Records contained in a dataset
****
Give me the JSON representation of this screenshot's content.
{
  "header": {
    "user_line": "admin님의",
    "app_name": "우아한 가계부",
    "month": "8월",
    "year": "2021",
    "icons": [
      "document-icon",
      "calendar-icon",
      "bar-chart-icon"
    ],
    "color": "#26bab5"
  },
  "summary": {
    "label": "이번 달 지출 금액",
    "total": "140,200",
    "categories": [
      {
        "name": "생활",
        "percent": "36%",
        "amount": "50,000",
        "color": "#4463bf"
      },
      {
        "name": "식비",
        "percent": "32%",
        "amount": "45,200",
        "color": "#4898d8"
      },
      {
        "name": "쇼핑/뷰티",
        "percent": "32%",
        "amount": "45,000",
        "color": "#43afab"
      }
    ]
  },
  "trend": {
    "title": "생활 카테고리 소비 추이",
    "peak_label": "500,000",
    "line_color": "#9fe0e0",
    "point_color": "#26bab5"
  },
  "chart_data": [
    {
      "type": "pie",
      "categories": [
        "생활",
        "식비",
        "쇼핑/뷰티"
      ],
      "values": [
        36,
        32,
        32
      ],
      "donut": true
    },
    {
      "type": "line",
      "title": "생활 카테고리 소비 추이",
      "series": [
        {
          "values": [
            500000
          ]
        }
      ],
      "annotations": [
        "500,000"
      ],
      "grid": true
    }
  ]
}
****
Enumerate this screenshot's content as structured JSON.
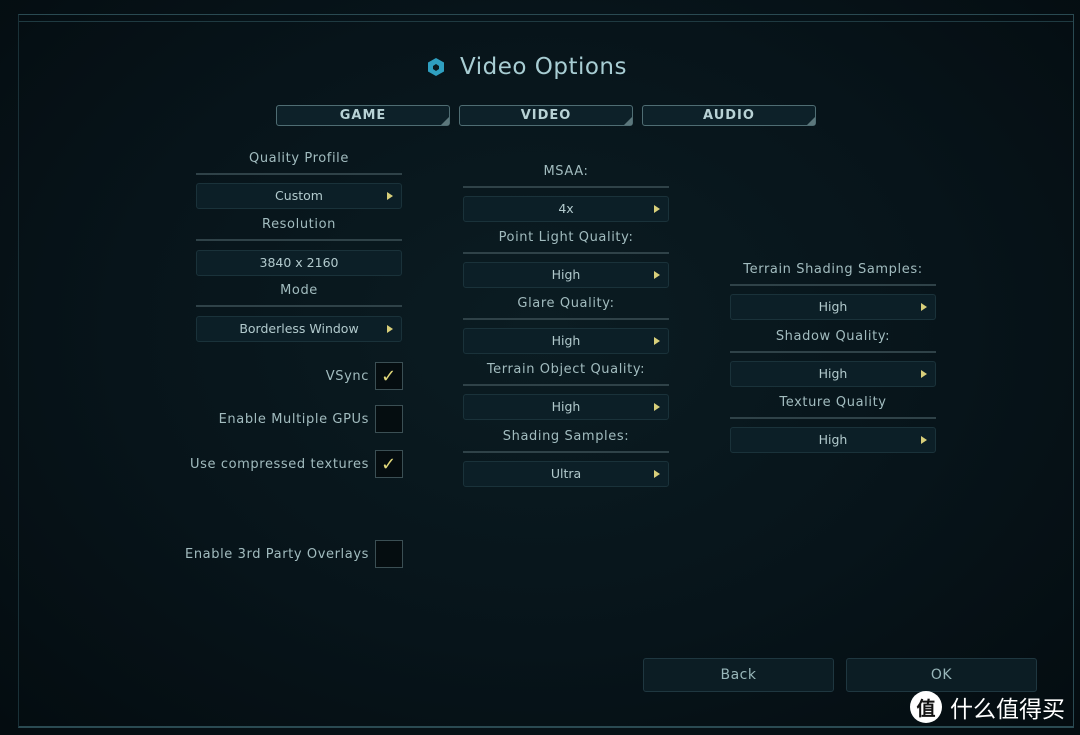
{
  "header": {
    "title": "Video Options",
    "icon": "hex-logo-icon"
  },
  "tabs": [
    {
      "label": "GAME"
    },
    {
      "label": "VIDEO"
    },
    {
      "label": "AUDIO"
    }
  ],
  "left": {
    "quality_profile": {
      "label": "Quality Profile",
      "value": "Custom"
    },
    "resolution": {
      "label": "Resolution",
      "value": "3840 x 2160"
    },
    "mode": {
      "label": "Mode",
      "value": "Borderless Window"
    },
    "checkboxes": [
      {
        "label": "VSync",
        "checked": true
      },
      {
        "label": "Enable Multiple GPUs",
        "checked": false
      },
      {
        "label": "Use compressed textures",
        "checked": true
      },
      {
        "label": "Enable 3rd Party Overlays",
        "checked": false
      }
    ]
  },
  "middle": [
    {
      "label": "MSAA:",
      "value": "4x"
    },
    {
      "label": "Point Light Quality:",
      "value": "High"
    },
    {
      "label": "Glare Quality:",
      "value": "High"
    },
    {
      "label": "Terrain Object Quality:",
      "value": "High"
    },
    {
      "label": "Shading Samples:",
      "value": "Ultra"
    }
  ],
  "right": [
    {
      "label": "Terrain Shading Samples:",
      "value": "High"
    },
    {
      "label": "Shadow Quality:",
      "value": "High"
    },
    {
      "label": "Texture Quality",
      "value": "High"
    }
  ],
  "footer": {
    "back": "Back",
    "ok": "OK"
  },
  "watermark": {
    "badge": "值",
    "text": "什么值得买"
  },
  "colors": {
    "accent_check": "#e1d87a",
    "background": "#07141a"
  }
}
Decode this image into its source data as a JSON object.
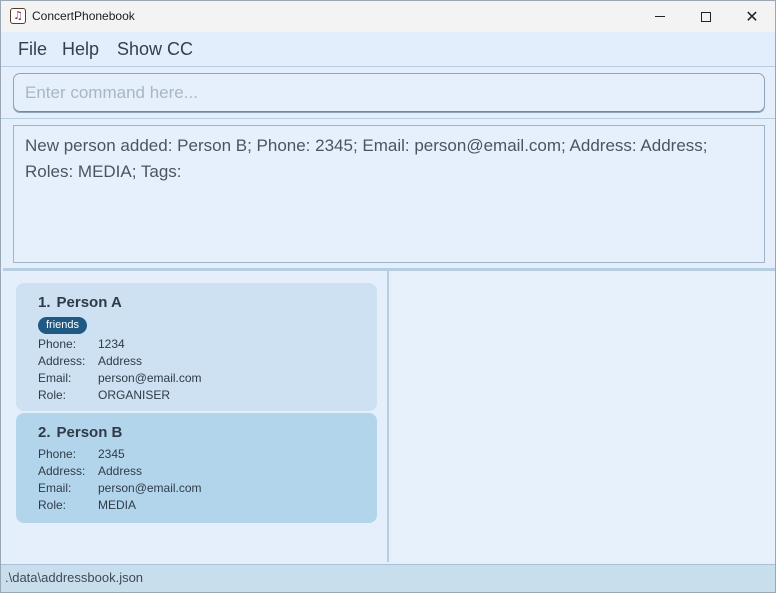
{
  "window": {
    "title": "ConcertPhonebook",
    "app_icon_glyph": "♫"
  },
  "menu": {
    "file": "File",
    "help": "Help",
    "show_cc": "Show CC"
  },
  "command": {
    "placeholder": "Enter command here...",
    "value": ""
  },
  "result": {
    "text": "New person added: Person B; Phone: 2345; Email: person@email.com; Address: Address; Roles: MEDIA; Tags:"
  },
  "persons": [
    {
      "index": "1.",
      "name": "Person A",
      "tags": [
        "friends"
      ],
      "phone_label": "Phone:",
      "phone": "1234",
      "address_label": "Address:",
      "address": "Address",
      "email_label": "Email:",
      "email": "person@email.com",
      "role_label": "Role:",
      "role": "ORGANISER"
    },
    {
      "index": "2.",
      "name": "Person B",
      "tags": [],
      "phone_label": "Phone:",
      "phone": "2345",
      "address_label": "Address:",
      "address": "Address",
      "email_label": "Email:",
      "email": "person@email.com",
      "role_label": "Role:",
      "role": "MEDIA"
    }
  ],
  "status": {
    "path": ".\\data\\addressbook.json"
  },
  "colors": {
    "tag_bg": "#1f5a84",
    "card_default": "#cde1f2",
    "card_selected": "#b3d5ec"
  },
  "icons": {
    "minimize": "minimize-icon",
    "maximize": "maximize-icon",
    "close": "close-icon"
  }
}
****
• WHAT NEEDS TO BE DONE: How many lines in these records hold the string "this"? Reply with the number alone.

• TASK RESULT: 3